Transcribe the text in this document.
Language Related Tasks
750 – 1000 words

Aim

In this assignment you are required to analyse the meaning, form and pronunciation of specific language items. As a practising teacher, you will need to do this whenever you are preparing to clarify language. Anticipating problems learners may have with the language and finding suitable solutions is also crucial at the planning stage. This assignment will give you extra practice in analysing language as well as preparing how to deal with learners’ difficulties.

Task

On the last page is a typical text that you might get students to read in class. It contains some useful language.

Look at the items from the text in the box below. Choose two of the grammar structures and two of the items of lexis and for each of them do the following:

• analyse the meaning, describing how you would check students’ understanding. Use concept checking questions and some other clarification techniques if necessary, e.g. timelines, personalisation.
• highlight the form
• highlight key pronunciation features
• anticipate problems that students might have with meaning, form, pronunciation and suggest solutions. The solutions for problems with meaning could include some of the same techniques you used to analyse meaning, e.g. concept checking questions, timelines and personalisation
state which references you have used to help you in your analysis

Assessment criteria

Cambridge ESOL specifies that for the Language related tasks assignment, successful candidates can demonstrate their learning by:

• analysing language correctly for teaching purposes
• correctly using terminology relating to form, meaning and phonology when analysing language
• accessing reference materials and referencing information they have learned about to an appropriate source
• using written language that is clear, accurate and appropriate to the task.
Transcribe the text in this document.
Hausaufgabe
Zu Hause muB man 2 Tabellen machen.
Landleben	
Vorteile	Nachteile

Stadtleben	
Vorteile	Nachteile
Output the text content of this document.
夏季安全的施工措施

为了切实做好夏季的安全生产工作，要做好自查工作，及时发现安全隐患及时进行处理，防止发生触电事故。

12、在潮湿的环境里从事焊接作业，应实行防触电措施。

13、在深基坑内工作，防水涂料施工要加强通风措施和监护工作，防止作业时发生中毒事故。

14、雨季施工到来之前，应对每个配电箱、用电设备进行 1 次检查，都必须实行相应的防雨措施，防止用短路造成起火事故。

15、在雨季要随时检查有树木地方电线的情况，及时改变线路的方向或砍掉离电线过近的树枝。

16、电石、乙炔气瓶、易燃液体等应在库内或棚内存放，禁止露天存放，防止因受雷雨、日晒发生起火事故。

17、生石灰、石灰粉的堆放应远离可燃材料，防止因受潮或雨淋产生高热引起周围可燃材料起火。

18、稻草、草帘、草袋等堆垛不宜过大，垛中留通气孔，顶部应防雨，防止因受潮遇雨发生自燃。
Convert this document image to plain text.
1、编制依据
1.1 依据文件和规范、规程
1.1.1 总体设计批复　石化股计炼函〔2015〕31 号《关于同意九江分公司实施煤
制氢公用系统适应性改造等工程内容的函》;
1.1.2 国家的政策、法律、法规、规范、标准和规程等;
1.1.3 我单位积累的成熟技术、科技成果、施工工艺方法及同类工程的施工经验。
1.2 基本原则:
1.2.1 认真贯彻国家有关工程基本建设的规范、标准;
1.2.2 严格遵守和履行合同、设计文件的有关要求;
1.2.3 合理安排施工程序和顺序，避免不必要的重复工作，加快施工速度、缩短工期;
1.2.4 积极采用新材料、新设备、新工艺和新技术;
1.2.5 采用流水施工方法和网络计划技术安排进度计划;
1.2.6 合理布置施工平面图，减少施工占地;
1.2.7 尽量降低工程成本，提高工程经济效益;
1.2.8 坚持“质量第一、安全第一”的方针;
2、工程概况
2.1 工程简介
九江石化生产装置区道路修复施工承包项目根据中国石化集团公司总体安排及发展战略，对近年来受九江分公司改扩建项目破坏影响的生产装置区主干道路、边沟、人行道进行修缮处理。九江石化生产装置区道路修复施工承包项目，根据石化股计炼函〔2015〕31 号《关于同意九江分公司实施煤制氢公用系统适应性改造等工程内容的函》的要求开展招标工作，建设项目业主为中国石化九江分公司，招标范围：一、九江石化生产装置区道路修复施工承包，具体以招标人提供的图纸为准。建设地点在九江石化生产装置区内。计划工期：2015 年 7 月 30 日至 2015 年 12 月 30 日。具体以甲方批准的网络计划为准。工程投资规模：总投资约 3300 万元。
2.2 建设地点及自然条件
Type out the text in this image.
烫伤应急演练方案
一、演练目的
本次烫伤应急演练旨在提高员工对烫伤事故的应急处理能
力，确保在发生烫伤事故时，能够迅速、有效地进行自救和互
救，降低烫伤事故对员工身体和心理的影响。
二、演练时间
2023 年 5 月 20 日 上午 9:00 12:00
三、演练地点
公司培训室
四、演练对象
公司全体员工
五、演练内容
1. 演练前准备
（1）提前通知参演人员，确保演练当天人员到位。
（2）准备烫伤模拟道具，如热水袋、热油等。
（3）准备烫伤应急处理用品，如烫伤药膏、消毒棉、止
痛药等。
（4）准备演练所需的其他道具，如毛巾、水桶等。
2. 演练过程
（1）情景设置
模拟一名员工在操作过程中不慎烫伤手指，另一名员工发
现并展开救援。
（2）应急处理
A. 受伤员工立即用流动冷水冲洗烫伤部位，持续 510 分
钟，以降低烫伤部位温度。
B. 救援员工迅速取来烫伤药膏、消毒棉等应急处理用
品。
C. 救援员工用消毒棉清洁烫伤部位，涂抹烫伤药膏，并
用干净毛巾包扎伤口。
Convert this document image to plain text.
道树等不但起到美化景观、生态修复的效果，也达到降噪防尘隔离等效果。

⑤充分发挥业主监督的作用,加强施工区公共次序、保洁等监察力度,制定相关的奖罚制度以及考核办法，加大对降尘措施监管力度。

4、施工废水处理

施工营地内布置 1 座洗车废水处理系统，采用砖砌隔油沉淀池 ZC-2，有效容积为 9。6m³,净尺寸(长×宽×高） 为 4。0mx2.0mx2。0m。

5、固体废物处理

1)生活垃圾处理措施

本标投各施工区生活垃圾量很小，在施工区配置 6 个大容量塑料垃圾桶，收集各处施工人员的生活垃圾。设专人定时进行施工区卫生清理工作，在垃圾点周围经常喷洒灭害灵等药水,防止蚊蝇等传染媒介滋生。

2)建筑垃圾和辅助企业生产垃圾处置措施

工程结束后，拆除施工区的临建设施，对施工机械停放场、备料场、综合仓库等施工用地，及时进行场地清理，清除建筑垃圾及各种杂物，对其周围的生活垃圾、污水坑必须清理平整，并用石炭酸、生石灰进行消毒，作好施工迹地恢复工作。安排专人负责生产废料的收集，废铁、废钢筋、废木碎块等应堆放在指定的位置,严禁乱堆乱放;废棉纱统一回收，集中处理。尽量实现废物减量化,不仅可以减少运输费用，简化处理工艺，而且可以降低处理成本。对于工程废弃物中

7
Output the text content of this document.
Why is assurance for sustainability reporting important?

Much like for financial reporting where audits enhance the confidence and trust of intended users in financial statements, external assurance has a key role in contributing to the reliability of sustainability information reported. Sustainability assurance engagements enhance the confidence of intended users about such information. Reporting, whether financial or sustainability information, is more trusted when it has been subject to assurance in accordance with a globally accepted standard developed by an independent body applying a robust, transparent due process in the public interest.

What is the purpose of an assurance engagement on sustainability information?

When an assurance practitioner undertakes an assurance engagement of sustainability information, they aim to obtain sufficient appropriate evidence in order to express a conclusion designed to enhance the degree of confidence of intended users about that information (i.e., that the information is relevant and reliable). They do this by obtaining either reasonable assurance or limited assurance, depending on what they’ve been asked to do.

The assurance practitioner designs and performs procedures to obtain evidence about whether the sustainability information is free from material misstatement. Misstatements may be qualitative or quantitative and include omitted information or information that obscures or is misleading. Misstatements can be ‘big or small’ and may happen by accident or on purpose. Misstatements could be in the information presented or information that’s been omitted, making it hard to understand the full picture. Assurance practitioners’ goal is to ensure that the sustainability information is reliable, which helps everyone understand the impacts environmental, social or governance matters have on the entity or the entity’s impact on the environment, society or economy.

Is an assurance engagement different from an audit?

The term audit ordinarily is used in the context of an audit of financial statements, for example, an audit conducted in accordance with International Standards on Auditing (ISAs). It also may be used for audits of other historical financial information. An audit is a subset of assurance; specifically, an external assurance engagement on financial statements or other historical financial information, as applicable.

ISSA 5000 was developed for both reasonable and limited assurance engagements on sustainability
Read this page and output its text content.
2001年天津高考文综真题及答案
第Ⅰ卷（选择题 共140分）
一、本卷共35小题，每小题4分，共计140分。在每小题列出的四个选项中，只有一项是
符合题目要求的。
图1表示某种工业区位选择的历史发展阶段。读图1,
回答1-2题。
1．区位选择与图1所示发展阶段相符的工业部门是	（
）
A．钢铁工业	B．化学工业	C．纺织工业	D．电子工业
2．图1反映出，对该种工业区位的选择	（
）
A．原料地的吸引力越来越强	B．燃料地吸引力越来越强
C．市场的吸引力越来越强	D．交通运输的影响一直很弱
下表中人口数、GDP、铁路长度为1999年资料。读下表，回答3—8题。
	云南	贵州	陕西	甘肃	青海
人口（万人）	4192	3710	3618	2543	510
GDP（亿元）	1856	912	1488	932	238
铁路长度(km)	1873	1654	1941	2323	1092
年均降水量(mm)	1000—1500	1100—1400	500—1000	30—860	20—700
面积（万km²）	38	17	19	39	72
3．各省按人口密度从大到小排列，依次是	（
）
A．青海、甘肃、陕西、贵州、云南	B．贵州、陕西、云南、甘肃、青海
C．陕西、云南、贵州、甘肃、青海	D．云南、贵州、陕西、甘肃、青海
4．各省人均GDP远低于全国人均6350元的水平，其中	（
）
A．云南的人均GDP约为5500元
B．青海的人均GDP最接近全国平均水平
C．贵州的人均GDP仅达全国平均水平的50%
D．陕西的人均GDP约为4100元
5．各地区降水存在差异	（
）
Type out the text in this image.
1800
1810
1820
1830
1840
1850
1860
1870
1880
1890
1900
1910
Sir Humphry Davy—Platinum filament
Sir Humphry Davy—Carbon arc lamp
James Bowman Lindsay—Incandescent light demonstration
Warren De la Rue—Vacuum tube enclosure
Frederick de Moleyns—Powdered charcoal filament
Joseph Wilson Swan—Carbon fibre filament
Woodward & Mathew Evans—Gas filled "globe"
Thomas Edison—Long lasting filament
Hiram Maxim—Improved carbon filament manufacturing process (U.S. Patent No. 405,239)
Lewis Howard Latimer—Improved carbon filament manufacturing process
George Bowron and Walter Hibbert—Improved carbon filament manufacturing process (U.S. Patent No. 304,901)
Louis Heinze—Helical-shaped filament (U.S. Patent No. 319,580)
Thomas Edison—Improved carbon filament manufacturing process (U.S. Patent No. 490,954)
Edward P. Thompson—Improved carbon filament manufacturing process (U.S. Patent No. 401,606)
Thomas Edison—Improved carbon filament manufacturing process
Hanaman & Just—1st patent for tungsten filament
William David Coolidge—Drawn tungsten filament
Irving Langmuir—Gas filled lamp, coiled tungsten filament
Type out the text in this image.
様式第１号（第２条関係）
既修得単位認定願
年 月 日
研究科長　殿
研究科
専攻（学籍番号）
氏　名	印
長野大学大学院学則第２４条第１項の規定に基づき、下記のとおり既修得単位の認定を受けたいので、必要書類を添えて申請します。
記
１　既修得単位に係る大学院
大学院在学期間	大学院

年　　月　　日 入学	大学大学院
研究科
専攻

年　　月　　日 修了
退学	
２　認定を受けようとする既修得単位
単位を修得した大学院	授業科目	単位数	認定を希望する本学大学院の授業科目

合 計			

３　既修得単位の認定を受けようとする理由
──────
**What is being asked**: Tally up the lines of the listing containing the word "Davy". Give only the total.

**Answer below**: 2